EXERCISE REQUIREMENTS => Retype all of the entries below, keeping every character unchanged.

Recorded data
══════

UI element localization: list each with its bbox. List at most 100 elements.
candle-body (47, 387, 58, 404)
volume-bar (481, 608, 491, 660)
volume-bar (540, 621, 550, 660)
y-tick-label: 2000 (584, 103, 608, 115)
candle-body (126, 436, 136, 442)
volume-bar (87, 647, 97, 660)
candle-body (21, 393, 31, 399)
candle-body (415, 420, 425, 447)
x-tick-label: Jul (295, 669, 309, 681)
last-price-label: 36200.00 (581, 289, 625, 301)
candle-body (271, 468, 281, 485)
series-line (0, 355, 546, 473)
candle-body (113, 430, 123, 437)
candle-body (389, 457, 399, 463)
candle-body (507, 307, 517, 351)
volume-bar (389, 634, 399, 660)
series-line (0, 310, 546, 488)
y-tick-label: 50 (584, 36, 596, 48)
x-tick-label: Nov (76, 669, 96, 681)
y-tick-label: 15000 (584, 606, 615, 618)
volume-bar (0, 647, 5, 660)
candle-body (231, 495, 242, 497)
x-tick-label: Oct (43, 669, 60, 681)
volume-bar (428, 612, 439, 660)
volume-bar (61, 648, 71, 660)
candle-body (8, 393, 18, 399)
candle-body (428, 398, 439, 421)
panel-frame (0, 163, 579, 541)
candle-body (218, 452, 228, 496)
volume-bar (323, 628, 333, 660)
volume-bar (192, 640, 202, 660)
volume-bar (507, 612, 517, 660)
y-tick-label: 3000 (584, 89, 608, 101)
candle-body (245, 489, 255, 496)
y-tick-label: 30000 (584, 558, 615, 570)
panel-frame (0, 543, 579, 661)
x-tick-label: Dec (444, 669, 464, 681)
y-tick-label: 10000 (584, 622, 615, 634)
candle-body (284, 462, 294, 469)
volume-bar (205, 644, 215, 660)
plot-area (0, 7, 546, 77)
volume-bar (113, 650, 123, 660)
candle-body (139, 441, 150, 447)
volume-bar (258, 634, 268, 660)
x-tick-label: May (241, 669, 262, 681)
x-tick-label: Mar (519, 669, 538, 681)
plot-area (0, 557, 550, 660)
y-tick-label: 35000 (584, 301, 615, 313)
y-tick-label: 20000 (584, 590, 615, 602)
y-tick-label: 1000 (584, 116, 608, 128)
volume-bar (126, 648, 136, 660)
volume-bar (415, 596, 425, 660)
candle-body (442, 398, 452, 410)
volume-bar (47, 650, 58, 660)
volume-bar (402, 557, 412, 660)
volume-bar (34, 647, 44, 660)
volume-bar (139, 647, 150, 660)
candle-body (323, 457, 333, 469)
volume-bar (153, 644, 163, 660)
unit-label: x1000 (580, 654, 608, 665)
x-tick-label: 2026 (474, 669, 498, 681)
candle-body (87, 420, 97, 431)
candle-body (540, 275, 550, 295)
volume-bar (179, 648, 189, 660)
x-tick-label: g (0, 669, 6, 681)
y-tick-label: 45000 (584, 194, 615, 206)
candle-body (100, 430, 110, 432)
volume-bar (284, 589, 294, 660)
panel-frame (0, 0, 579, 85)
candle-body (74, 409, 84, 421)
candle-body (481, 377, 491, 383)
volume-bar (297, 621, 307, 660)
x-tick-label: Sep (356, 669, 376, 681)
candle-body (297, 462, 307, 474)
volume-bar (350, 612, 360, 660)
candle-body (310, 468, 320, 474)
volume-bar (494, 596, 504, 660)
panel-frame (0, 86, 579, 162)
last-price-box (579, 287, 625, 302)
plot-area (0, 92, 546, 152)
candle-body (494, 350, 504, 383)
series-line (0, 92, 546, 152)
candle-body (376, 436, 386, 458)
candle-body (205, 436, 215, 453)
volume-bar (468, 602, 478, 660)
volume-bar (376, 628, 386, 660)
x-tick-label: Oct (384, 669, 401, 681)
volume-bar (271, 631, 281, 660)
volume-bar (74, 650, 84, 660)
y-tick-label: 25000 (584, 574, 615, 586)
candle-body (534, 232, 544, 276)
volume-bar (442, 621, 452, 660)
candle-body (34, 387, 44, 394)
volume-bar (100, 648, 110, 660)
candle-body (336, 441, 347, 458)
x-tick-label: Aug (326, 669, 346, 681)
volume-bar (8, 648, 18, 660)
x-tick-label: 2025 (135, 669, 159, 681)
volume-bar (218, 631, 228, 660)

══════

ANSWER FOR THIS EXERCISE =>
UI element localization: list each with its bbox. List at most 100 elements.
candle-body (47, 387, 58, 404)
volume-bar (481, 608, 491, 660)
volume-bar (540, 621, 550, 660)
y-tick-label: 2000 (584, 103, 608, 115)
candle-body (126, 436, 136, 442)
volume-bar (87, 647, 97, 660)
candle-body (21, 393, 31, 399)
candle-body (415, 420, 425, 447)
x-tick-label: Jul (295, 669, 309, 681)
last-price-label: 36200.00 (581, 289, 625, 301)
candle-body (271, 468, 281, 485)
series-line (0, 355, 546, 473)
candle-body (113, 430, 123, 437)
candle-body (389, 457, 399, 463)
candle-body (507, 307, 517, 351)
volume-bar (389, 634, 399, 660)
series-line (0, 310, 546, 488)
y-tick-label: 50 (584, 36, 596, 48)
x-tick-label: Nov (76, 669, 96, 681)
y-tick-label: 15000 (584, 606, 615, 618)
volume-bar (0, 647, 5, 660)
candle-body (231, 495, 242, 497)
x-tick-label: Oct (43, 669, 60, 681)
volume-bar (428, 612, 439, 660)
volume-bar (61, 648, 71, 660)
candle-body (8, 393, 18, 399)
candle-body (428, 398, 439, 421)
panel-frame (0, 163, 579, 541)
candle-body (218, 452, 228, 496)
volume-bar (323, 628, 333, 660)
volume-bar (192, 640, 202, 660)
volume-bar (507, 612, 517, 660)
y-tick-label: 3000 (584, 89, 608, 101)
candle-body (245, 489, 255, 496)
y-tick-label: 30000 (584, 558, 615, 570)
panel-frame (0, 543, 579, 661)
x-tick-label: Dec (444, 669, 464, 681)
y-tick-label: 10000 (584, 622, 615, 634)
candle-body (284, 462, 294, 469)
volume-bar (205, 644, 215, 660)
plot-area (0, 7, 546, 77)
volume-bar (113, 650, 123, 660)
candle-body (139, 441, 150, 447)
volume-bar (258, 634, 268, 660)
x-tick-label: May (241, 669, 262, 681)
x-tick-label: Mar (519, 669, 538, 681)
plot-area (0, 557, 550, 660)
y-tick-label: 35000 (584, 301, 615, 313)
y-tick-label: 20000 (584, 590, 615, 602)
y-tick-label: 1000 (584, 116, 608, 128)
volume-bar (126, 648, 136, 660)
volume-bar (415, 596, 425, 660)
candle-body (442, 398, 452, 410)
volume-bar (47, 650, 58, 660)
volume-bar (402, 557, 412, 660)
volume-bar (34, 647, 44, 660)
volume-bar (139, 647, 150, 660)
candle-body (323, 457, 333, 469)
volume-bar (153, 644, 163, 660)
unit-label: x1000 (580, 654, 608, 665)
x-tick-label: 2026 (474, 669, 498, 681)
candle-body (87, 420, 97, 431)
candle-body (540, 275, 550, 295)
volume-bar (179, 648, 189, 660)
x-tick-label: g (0, 669, 6, 681)
y-tick-label: 45000 (584, 194, 615, 206)
candle-body (100, 430, 110, 432)
volume-bar (284, 589, 294, 660)
panel-frame (0, 0, 579, 85)
candle-body (74, 409, 84, 421)
candle-body (481, 377, 491, 383)
volume-bar (297, 621, 307, 660)
x-tick-label: Sep (356, 669, 376, 681)
candle-body (297, 462, 307, 474)
volume-bar (350, 612, 360, 660)
candle-body (310, 468, 320, 474)
volume-bar (494, 596, 504, 660)
panel-frame (0, 86, 579, 162)
last-price-box (579, 287, 625, 302)
plot-area (0, 92, 546, 152)
candle-body (494, 350, 504, 383)
series-line (0, 92, 546, 152)
candle-body (376, 436, 386, 458)
candle-body (205, 436, 215, 453)
volume-bar (468, 602, 478, 660)
volume-bar (376, 628, 386, 660)
x-tick-label: Oct (384, 669, 401, 681)
volume-bar (271, 631, 281, 660)
volume-bar (74, 650, 84, 660)
y-tick-label: 25000 (584, 574, 615, 586)
candle-body (534, 232, 544, 276)
volume-bar (442, 621, 452, 660)
candle-body (34, 387, 44, 394)
volume-bar (100, 648, 110, 660)
candle-body (336, 441, 347, 458)
x-tick-label: Aug (326, 669, 346, 681)
volume-bar (8, 648, 18, 660)
x-tick-label: 2025 (135, 669, 159, 681)
volume-bar (218, 631, 228, 660)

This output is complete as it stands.